__Exercise prompt__
Write out the data below exactly as given, without any of its pictures.
━━━━━ Source material
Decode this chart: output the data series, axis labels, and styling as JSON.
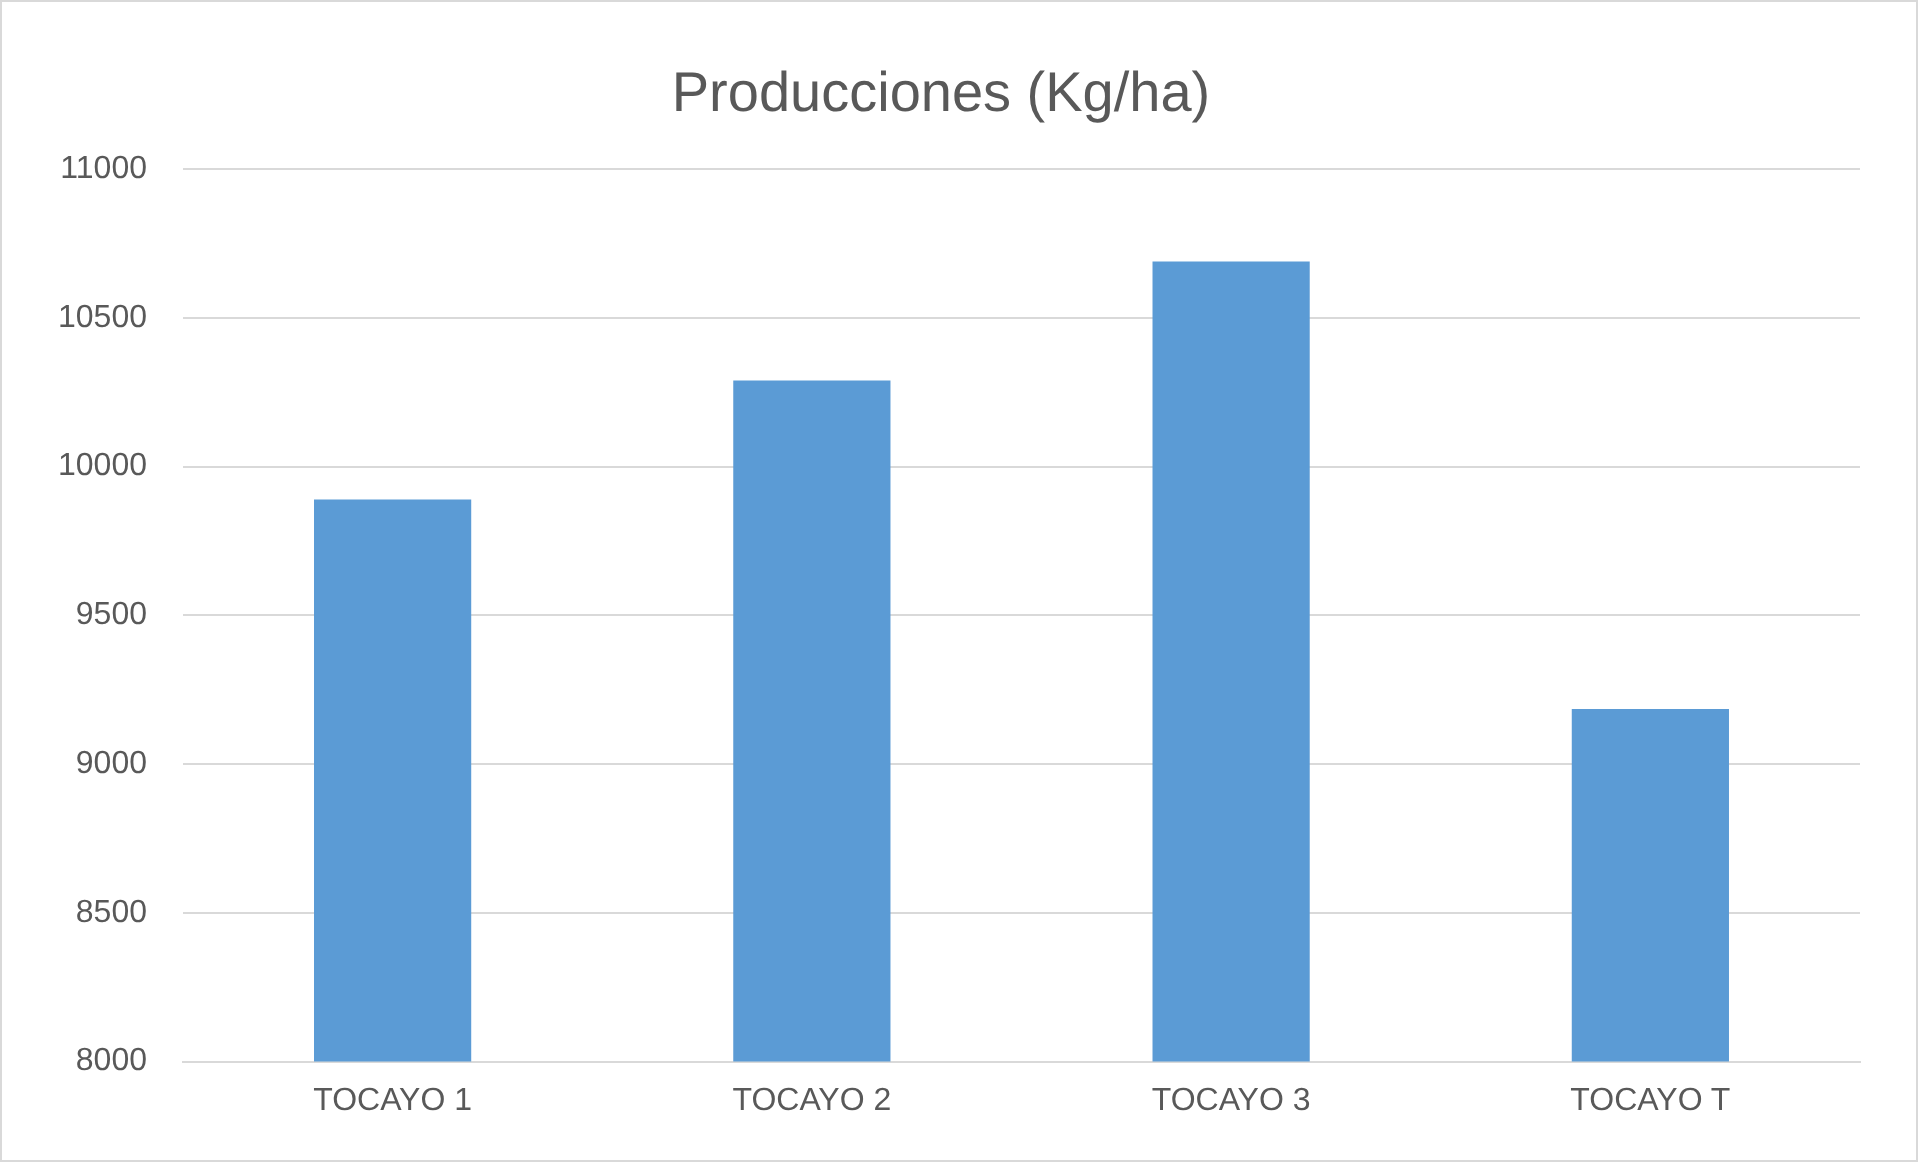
{
  "chart_data": {
    "type": "bar",
    "title": "Producciones (Kg/ha)",
    "categories": [
      "TOCAYO 1",
      "TOCAYO 2",
      "TOCAYO 3",
      "TOCAYO T"
    ],
    "values": [
      9890,
      10290,
      10690,
      9185
    ],
    "color": "#5b9bd5",
    "ylim": [
      8000,
      11000
    ],
    "yticks": [
      8000,
      8500,
      9000,
      9500,
      10000,
      10500,
      11000
    ],
    "grid": "y",
    "legend": false
  }
}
━━━━━━━━━━
__Result for this exercise__
Decode this chart: output the data series, axis labels, and styling as JSON.
{
  "chart_data": {
    "type": "bar",
    "title": "Producciones (Kg/ha)",
    "categories": [
      "TOCAYO 1",
      "TOCAYO 2",
      "TOCAYO 3",
      "TOCAYO T"
    ],
    "values": [
      9890,
      10290,
      10690,
      9185
    ],
    "color": "#5b9bd5",
    "ylim": [
      8000,
      11000
    ],
    "yticks": [
      8000,
      8500,
      9000,
      9500,
      10000,
      10500,
      11000
    ],
    "grid": "y",
    "legend": false
  }
}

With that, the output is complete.